[begin Records to process]

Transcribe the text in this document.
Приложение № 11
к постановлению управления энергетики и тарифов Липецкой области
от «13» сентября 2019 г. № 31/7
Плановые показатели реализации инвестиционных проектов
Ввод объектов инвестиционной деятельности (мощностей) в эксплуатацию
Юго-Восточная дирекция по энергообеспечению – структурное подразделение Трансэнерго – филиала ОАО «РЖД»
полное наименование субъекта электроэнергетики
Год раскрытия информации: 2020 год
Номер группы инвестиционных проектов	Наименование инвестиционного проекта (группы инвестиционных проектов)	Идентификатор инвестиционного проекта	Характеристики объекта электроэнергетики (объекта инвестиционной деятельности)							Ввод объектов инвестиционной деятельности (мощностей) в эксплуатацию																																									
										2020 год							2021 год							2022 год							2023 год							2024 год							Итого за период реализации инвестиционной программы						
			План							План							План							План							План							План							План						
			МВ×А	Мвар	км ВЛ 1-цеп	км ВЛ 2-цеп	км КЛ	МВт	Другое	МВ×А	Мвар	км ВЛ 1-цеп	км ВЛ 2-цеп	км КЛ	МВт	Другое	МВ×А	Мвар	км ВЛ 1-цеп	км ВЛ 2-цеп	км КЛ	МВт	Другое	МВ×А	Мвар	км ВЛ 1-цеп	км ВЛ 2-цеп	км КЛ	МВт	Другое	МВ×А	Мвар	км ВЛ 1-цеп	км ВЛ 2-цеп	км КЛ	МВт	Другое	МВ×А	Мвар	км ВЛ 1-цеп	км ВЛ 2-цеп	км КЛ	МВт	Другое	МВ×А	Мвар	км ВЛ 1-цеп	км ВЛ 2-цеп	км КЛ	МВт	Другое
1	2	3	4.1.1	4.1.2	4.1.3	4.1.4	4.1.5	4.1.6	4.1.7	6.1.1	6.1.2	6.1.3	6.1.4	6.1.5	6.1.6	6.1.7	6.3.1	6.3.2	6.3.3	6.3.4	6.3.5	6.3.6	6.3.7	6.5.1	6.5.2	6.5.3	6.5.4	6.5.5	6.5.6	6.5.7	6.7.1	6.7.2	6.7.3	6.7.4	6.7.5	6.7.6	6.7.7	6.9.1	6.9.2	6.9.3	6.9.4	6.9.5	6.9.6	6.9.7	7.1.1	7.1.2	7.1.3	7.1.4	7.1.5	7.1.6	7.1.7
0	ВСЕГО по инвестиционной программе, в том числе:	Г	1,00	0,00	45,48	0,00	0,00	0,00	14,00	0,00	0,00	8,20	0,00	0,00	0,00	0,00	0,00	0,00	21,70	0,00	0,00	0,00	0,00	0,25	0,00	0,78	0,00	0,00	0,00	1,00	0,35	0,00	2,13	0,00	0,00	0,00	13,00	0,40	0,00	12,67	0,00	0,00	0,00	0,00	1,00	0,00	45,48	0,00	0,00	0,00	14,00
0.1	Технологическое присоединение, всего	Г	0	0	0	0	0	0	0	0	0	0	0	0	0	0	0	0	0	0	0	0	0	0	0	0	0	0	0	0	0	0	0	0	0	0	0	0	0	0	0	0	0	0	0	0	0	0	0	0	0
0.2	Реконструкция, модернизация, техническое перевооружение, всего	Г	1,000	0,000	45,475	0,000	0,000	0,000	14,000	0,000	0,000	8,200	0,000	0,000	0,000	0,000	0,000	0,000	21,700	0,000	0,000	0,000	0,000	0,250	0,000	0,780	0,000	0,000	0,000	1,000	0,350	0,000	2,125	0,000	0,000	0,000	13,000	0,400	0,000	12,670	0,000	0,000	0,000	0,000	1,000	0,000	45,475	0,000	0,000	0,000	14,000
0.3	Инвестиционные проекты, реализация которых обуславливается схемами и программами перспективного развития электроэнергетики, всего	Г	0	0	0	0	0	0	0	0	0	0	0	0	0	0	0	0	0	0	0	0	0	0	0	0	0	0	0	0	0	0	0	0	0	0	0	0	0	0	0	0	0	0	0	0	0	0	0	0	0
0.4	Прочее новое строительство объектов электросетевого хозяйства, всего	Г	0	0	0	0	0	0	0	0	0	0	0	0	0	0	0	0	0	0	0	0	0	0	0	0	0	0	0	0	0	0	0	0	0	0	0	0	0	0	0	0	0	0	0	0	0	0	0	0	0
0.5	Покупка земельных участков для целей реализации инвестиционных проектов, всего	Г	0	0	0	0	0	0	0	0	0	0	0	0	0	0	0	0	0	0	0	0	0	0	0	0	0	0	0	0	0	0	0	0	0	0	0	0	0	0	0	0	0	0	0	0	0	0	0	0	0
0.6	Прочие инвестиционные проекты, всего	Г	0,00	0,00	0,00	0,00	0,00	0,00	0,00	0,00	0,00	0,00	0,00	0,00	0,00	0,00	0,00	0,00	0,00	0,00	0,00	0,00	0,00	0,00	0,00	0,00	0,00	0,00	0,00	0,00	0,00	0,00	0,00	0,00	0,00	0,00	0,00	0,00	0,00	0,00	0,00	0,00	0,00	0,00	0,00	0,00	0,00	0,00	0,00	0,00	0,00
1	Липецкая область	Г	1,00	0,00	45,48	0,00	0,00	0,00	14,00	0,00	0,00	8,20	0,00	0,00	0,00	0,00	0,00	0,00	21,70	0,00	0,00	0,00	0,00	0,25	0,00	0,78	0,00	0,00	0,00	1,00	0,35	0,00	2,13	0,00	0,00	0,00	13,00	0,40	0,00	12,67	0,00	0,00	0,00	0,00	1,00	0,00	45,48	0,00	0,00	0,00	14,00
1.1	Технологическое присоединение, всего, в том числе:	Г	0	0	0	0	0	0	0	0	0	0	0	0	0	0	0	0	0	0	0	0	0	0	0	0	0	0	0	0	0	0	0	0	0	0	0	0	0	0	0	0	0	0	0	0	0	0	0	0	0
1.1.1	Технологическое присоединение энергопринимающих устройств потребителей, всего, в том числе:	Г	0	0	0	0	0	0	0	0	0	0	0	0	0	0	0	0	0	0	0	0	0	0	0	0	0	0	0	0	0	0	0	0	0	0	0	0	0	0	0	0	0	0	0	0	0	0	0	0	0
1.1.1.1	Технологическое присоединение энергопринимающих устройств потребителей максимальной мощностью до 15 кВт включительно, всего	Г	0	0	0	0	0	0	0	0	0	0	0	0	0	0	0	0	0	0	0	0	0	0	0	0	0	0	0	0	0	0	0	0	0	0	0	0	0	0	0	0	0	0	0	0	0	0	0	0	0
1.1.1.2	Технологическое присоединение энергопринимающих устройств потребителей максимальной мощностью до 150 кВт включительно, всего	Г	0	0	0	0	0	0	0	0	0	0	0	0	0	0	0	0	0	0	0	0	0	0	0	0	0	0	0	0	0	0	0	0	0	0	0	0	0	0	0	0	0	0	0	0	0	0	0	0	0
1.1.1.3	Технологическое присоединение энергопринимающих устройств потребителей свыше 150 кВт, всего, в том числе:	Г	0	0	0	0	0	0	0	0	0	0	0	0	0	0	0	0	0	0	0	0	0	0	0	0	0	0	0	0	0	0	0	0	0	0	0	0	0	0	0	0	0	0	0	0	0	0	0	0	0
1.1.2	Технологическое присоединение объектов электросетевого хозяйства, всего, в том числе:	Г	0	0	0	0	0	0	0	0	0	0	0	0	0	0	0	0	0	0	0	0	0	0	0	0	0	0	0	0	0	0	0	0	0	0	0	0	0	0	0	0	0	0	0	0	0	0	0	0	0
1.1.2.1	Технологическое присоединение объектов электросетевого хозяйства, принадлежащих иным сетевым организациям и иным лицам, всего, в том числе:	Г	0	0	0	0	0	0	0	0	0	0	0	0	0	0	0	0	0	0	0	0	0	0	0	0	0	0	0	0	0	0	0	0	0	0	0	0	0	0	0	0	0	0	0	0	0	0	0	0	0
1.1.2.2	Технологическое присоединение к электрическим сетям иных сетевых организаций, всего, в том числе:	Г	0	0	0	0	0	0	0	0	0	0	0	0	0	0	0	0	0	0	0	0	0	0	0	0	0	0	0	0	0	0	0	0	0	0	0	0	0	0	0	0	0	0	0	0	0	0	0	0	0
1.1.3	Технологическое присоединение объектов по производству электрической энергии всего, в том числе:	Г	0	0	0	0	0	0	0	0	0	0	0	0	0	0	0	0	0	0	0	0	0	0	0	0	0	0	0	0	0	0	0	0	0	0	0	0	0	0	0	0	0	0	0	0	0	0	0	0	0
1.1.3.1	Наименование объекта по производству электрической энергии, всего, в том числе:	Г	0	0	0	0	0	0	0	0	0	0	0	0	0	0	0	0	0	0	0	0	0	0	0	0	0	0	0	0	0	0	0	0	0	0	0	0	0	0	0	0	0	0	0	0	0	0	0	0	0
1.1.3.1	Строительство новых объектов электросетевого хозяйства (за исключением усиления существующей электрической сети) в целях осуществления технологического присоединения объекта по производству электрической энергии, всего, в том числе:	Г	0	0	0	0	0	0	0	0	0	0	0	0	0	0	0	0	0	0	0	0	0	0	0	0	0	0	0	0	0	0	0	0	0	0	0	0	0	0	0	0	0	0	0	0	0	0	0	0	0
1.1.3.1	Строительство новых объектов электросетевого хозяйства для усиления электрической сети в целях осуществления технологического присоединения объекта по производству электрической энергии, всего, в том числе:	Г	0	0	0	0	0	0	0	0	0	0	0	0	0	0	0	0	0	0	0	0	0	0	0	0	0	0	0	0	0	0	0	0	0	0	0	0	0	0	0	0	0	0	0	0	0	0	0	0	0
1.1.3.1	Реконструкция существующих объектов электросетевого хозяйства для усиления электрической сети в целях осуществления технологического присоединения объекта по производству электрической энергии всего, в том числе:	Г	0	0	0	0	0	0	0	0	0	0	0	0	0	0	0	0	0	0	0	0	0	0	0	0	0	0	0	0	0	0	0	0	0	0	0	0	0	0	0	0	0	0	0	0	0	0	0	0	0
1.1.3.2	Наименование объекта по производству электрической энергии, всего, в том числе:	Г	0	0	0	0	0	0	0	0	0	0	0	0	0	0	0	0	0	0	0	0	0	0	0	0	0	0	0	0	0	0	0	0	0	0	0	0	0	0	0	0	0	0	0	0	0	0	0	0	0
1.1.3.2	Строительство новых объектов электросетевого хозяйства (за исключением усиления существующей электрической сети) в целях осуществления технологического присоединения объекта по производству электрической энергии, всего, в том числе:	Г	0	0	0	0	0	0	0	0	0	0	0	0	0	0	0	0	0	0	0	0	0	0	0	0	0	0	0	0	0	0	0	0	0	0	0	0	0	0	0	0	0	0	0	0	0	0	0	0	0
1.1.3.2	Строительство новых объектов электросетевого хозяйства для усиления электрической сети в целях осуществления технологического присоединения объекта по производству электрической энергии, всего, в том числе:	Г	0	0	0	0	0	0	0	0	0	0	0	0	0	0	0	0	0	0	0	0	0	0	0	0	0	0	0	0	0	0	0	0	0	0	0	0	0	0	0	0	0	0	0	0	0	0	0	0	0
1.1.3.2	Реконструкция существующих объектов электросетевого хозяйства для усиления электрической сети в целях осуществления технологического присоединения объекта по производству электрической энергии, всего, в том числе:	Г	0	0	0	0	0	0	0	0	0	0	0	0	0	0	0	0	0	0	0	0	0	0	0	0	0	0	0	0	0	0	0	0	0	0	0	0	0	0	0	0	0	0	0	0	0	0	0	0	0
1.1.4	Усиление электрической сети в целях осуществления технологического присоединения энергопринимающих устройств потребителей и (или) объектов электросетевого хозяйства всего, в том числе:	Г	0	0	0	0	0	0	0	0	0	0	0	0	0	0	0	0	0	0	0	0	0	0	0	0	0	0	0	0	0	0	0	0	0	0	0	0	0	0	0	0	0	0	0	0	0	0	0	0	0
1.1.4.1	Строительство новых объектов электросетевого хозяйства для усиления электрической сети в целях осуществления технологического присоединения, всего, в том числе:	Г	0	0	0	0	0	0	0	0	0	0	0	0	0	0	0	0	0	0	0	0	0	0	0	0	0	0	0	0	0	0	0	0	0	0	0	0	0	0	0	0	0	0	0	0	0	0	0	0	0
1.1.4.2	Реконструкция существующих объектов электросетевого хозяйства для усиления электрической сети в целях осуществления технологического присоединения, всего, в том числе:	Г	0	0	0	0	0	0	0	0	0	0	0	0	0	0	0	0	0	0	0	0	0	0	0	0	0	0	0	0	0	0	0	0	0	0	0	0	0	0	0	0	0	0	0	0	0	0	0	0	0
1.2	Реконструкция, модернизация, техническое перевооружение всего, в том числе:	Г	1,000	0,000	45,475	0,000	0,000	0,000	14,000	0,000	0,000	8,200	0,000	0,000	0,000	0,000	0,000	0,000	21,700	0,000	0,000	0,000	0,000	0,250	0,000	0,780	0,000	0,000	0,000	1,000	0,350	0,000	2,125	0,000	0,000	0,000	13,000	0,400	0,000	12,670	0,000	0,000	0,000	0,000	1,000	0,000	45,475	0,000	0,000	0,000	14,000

[end Records to process]

[Task brief]: Search the data above for the word "электроэнергетики", then gather each line in which it appears.

[Output of the exercise]:
полное наименование субъекта электроэнергетики
Номер группы инвестиционных проектов	Наименование инвестиционного проекта (группы инвестиционных проектов)	Идентификатор инвестиционного проекта	Характеристики объекта электроэнергетики (объекта инвестиционной деятельности)							Ввод объектов инвестиционной деятельности (мощностей) в эксплуатацию																																									
0.3	Инвестиционные проекты, реализация которых обуславливается схемами и программами перспективного развития электроэнергетики, всего	Г	0	0	0	0	0	0	0	0	0	0	0	0	0	0	0	0	0	0	0	0	0	0	0	0	0	0	0	0	0	0	0	0	0	0	0	0	0	0	0	0	0	0	0	0	0	0	0	0	0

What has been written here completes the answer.